* START Source material *
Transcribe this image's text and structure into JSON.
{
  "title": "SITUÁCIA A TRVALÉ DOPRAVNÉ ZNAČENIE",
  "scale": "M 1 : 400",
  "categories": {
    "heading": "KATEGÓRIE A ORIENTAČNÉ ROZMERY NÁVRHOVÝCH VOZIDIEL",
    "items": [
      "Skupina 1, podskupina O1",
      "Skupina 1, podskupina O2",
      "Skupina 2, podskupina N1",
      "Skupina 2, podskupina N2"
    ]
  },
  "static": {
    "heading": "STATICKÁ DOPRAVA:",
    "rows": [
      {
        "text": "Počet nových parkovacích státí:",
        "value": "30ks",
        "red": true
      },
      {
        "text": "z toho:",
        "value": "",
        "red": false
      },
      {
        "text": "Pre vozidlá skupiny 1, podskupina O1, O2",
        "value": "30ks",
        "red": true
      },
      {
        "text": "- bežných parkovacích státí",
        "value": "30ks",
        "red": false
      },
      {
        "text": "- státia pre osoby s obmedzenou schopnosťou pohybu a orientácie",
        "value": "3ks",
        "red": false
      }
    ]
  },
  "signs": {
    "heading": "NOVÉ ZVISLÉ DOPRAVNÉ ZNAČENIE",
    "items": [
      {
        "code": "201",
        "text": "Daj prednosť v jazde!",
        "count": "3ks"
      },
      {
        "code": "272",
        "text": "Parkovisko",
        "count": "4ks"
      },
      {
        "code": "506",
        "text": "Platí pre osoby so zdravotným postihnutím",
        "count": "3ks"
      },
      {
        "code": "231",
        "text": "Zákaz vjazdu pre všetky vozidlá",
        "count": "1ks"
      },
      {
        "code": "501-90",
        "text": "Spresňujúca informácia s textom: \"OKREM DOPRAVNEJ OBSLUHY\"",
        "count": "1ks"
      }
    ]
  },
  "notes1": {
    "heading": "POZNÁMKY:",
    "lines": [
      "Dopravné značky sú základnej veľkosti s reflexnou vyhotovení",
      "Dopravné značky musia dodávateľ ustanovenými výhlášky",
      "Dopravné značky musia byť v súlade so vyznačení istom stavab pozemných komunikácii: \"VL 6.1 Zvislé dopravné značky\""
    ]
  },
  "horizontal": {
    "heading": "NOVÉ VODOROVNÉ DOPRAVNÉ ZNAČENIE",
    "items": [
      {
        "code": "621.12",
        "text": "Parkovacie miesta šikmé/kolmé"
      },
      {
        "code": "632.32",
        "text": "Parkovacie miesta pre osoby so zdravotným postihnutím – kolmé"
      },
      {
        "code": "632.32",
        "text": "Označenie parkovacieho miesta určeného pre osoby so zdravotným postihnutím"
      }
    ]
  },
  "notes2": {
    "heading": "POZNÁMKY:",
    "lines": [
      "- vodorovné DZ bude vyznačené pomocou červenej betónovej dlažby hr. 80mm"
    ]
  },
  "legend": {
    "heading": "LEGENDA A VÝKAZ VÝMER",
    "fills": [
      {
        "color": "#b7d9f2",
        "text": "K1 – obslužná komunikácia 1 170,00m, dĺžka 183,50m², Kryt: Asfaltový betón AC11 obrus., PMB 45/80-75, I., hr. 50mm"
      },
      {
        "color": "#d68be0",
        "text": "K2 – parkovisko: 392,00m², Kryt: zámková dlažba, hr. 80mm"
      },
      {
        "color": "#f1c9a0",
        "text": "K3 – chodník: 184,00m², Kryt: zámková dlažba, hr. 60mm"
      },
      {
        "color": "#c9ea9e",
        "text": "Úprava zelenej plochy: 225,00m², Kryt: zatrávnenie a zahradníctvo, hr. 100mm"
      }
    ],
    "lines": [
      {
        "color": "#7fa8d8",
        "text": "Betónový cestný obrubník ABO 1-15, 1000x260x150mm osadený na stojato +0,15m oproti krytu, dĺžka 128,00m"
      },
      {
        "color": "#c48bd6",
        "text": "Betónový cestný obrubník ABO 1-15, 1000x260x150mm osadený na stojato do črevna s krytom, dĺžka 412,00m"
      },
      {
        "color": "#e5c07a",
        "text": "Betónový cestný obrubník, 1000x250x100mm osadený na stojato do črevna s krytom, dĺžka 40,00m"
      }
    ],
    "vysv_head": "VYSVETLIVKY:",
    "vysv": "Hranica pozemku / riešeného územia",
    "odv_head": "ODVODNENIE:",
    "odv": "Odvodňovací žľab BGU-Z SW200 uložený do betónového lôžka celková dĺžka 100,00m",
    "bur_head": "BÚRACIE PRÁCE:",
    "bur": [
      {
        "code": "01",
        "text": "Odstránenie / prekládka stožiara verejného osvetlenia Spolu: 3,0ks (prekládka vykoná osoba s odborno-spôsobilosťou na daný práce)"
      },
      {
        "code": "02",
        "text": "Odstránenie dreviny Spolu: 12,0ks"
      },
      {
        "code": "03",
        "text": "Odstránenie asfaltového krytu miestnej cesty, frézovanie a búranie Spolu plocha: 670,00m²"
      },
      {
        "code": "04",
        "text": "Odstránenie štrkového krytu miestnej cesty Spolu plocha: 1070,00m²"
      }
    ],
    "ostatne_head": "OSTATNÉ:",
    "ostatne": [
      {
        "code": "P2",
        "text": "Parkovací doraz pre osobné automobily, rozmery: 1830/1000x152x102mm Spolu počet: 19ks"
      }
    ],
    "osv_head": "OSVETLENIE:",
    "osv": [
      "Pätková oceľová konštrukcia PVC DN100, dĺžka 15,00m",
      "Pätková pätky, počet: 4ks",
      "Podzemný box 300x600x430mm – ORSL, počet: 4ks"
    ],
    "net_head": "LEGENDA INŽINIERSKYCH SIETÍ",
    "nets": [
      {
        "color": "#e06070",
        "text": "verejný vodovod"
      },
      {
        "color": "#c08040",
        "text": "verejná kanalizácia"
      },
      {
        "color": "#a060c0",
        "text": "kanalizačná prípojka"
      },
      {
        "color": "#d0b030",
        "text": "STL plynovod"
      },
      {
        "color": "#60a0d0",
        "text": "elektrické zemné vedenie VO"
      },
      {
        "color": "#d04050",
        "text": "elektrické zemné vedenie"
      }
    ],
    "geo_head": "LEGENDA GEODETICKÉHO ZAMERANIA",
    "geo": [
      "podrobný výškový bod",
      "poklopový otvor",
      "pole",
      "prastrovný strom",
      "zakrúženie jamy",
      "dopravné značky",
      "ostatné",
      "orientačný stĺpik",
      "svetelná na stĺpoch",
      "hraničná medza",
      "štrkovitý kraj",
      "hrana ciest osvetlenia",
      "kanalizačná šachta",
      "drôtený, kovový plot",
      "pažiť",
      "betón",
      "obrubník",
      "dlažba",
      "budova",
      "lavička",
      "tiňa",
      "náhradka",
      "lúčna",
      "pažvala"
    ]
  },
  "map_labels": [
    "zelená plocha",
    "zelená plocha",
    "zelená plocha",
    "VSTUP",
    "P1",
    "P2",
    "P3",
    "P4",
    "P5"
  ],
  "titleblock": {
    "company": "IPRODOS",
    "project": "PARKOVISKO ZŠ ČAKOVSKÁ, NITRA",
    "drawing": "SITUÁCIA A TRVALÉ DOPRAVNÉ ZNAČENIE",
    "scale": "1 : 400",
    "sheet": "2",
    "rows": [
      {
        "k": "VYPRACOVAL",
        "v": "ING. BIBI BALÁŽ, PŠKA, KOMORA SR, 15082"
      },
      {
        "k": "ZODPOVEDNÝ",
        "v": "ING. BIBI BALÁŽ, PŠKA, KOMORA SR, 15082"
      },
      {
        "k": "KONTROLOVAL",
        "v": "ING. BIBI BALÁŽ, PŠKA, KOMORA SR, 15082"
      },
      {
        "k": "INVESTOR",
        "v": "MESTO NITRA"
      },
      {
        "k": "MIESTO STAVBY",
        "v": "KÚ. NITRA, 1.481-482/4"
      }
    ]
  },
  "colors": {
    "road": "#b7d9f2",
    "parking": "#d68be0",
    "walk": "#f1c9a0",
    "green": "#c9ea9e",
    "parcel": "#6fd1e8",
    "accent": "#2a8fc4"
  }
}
* END Source material *
What this task involves:
For the entries shown above, give the number of lines that include the word "obrubník", without any other text.

Result:
4